* **Aim**
All the records that follow need to be reproduced exactly. Omit the images.

=====

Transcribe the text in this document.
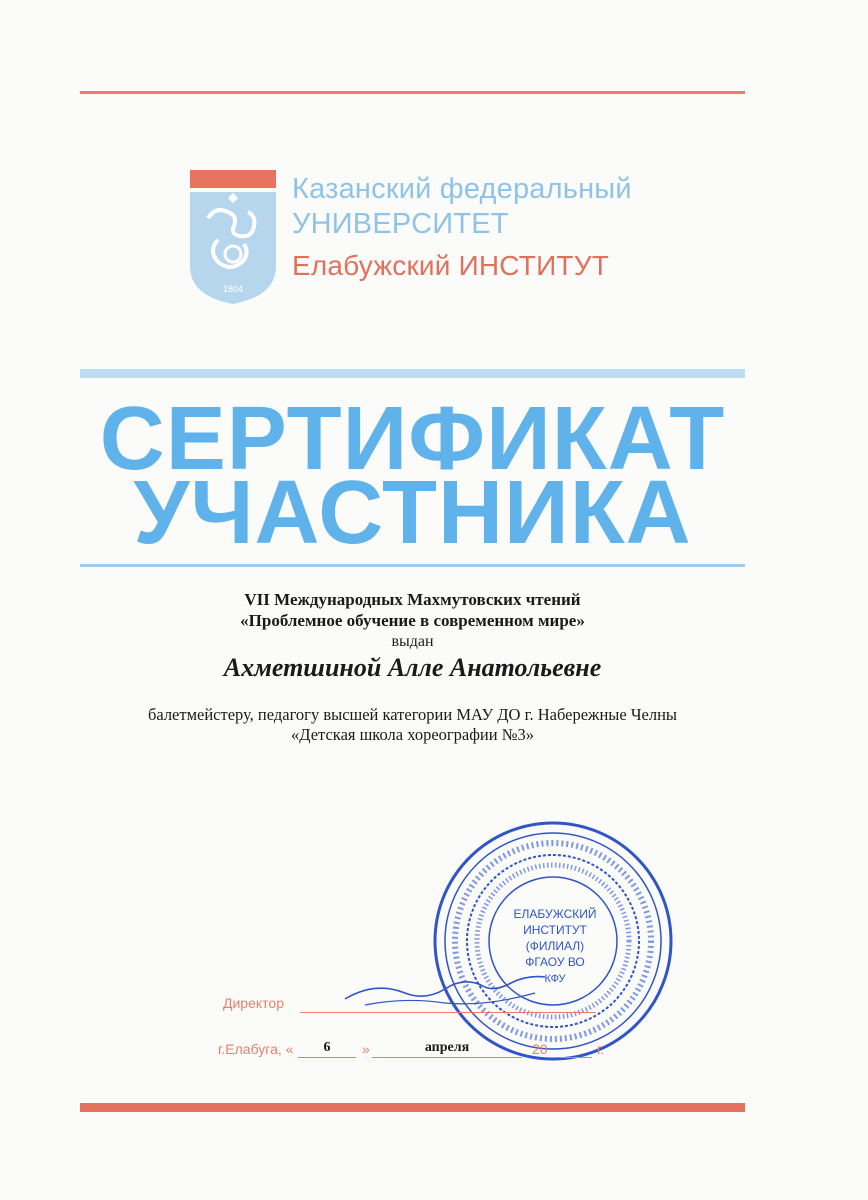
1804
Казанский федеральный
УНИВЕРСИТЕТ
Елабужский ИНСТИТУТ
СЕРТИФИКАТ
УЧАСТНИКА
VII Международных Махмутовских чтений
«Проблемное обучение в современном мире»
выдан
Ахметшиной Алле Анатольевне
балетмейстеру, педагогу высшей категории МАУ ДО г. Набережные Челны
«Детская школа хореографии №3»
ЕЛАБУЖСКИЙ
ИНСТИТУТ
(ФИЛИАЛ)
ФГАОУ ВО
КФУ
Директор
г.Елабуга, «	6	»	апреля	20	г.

=====

* **Solved problem**
Transcribe the text in this document.
1804
Казанский федеральный
УНИВЕРСИТЕТ
Елабужский ИНСТИТУТ
СЕРТИФИКАТ
УЧАСТНИКА
VII Международных Махмутовских чтений
«Проблемное обучение в современном мире»
выдан
Ахметшиной Алле Анатольевне
балетмейстеру, педагогу высшей категории МАУ ДО г. Набережные Челны
«Детская школа хореографии №3»
ЕЛАБУЖСКИЙ
ИНСТИТУТ
(ФИЛИАЛ)
ФГАОУ ВО
КФУ
Директор
г.Елабуга, «	6	»	апреля	20	г.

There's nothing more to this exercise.